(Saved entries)
<<<<

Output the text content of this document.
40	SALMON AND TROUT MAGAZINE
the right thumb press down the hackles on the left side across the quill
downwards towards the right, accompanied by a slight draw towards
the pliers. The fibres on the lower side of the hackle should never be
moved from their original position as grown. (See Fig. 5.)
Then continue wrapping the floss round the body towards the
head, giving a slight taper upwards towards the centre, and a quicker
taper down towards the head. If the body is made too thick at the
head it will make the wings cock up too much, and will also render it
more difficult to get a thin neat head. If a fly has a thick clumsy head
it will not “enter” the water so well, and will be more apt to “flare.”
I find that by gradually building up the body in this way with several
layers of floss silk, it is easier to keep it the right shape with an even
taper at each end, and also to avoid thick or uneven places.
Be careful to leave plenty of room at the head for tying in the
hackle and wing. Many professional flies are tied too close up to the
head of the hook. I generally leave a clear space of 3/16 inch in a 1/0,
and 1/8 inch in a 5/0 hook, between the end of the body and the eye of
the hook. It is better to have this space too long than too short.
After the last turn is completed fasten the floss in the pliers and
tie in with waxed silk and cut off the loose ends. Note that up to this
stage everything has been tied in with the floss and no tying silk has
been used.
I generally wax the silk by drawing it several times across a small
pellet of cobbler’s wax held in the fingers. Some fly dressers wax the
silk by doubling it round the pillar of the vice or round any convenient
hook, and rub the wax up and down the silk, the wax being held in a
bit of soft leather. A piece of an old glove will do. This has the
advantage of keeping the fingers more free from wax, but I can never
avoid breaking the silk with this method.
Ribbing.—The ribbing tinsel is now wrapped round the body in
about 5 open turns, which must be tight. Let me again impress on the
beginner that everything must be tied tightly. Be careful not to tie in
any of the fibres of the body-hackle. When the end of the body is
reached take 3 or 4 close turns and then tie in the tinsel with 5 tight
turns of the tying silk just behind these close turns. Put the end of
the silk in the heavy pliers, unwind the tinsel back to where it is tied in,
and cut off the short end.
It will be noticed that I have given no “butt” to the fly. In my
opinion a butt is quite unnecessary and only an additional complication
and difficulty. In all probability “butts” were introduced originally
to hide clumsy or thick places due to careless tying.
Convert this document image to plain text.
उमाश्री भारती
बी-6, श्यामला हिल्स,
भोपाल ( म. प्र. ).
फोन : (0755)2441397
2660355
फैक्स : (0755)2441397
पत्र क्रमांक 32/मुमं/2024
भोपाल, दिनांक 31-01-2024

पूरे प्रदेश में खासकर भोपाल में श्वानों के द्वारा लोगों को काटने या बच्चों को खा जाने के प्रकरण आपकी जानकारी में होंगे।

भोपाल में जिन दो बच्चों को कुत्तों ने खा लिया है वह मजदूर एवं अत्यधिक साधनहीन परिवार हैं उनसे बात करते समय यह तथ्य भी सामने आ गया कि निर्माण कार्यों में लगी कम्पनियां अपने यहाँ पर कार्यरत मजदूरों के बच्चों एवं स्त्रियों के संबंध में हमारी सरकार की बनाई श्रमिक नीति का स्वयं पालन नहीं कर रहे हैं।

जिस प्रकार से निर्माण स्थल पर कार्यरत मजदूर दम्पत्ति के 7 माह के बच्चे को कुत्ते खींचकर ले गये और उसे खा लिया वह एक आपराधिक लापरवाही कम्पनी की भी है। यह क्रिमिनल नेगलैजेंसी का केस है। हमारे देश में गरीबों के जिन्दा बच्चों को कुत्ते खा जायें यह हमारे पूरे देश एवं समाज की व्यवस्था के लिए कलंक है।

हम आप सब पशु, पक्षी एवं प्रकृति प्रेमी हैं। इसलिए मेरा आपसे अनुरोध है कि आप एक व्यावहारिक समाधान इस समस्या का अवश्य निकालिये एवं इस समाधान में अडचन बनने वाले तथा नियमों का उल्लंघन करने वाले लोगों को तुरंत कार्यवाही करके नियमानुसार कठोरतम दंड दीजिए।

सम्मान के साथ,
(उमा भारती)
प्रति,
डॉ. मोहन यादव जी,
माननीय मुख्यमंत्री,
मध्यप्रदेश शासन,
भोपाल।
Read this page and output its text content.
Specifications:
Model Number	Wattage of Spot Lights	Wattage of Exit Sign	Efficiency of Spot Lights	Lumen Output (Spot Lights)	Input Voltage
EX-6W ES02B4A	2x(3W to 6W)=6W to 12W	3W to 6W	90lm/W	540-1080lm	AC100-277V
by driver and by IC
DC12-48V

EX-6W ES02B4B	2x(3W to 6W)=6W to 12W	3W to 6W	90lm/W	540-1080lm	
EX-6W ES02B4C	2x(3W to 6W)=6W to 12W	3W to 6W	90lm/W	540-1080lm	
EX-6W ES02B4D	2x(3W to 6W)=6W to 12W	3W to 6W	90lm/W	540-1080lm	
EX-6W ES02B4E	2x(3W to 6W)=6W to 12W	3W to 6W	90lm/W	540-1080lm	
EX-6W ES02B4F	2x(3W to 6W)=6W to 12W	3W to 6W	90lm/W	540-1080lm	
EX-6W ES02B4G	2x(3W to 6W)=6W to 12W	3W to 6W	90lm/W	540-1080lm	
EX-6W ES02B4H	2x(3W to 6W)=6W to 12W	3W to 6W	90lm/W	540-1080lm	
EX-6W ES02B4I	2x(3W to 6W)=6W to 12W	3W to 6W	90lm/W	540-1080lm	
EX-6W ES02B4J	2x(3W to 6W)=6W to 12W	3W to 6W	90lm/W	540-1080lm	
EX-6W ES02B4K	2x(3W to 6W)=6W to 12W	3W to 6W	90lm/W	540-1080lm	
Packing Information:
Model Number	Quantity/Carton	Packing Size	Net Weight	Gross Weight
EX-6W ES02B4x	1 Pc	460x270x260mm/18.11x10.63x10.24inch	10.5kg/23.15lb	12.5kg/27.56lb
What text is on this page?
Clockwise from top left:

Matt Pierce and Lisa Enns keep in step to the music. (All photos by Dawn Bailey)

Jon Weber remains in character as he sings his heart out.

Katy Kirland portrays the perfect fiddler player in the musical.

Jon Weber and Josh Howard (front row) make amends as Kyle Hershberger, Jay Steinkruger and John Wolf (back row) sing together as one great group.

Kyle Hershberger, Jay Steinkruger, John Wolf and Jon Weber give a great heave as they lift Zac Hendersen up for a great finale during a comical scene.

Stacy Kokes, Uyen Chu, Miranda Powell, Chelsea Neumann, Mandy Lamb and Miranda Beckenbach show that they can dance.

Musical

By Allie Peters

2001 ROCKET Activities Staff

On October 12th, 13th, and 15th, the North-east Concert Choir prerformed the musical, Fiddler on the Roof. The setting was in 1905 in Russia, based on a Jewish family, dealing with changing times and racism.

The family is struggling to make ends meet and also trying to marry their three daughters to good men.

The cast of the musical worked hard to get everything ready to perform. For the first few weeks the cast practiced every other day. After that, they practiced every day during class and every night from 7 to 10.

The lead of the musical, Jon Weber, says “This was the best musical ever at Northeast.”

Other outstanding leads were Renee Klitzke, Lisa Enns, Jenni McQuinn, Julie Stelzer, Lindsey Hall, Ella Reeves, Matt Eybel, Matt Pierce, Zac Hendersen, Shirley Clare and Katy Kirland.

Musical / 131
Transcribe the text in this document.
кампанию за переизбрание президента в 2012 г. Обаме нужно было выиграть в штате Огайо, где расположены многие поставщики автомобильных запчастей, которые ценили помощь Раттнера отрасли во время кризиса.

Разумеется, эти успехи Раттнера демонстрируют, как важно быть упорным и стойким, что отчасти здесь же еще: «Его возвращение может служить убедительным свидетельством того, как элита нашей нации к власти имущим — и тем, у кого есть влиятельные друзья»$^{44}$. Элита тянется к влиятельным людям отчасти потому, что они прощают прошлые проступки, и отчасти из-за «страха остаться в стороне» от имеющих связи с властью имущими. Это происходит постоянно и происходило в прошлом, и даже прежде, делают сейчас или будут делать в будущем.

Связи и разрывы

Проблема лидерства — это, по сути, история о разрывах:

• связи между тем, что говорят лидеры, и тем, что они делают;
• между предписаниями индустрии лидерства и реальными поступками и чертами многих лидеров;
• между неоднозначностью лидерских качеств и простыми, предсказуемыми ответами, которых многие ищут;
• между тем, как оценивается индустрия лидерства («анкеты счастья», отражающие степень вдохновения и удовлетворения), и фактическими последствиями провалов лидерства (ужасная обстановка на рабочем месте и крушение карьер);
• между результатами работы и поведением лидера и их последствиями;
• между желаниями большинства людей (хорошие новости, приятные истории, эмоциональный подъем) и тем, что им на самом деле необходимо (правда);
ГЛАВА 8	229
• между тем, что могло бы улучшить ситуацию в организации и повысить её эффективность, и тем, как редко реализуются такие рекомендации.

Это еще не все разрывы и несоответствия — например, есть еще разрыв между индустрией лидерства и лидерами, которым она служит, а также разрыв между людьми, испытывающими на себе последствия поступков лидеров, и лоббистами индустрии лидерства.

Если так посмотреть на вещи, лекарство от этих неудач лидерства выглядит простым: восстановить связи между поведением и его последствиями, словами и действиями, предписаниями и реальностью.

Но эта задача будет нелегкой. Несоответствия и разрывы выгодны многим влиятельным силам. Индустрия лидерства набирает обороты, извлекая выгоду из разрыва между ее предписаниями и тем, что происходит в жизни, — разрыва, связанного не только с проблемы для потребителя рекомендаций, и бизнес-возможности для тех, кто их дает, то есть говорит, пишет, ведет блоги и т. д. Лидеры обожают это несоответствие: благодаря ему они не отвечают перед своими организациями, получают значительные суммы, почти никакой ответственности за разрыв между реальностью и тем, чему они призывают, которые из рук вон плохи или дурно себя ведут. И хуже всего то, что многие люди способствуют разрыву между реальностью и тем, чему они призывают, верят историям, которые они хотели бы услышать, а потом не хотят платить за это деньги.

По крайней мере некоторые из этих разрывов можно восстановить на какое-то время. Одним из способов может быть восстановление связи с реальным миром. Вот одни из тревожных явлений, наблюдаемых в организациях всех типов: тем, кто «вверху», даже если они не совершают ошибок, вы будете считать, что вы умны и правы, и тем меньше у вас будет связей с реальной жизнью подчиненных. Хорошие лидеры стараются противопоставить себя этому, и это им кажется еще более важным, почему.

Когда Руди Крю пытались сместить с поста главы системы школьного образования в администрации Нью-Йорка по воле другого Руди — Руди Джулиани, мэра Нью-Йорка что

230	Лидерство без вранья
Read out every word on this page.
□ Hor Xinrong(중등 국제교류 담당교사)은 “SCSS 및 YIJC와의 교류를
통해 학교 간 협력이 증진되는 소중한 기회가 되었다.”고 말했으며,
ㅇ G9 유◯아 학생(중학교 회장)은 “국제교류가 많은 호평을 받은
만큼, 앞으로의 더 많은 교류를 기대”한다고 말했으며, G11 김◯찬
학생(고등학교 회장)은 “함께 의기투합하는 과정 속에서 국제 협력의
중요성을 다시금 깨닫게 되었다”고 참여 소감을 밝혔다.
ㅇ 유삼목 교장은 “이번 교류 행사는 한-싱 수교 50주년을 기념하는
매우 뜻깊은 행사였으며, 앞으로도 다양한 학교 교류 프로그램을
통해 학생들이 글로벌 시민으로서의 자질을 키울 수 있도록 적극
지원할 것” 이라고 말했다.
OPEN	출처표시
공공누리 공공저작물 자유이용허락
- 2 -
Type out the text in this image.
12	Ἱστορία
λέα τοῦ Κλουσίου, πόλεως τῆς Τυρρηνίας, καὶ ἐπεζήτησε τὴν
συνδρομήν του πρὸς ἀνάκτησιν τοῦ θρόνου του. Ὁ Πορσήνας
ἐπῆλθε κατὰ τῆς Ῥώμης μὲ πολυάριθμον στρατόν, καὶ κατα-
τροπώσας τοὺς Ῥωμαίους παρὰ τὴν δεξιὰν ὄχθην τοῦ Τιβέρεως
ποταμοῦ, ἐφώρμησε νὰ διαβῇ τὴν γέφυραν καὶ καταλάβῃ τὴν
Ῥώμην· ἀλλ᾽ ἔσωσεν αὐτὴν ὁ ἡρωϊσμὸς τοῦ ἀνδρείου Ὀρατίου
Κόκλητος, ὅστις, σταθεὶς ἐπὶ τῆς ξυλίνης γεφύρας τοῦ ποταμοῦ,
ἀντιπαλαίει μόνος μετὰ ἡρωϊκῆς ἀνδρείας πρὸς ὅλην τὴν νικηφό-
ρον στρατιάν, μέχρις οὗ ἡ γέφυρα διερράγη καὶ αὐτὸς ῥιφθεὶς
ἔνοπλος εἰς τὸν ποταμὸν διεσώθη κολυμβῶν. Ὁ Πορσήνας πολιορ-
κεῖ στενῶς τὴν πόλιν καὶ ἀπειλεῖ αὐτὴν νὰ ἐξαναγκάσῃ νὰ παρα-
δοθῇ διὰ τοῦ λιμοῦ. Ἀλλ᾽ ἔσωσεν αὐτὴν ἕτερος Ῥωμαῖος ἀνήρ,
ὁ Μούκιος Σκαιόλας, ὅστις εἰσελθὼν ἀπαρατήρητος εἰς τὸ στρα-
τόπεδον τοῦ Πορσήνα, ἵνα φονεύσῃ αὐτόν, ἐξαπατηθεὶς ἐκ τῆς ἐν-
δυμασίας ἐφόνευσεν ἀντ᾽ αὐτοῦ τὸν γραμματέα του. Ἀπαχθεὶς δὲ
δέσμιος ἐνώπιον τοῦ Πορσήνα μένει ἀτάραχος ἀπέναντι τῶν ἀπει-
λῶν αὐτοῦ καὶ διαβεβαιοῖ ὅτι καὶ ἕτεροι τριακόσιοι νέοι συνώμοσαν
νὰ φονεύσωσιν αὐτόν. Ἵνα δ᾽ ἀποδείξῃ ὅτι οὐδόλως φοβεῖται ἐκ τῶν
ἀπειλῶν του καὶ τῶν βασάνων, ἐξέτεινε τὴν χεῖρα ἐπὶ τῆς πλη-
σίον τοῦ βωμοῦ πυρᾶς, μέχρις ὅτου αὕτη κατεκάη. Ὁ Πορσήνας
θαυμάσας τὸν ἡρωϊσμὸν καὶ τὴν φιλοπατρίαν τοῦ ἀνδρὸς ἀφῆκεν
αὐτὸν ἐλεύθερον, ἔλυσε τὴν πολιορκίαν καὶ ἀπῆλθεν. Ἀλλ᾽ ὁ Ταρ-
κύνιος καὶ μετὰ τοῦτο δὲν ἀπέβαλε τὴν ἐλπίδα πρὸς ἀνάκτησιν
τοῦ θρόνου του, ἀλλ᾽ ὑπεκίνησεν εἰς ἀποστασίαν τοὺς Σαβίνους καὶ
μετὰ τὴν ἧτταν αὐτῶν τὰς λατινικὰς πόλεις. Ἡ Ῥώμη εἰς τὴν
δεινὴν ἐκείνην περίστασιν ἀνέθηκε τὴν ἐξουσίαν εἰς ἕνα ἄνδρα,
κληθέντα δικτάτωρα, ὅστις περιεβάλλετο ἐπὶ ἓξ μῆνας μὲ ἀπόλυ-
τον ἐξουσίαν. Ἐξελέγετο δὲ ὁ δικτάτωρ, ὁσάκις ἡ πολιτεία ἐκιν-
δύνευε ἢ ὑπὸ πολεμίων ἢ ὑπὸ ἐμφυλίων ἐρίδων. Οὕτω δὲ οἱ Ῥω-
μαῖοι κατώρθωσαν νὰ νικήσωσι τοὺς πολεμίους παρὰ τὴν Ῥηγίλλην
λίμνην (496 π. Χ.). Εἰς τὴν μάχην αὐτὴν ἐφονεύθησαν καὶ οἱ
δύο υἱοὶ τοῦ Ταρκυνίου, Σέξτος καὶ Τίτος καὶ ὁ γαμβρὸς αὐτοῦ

>>>>

Select from the material above each line in which the string "clumsy" appears, and list those lines.

> [EXERCISE RESULT]
more difficult to get a thin neat head. If a fly has a thick clumsy head
to hide clumsy or thick places due to careless tying.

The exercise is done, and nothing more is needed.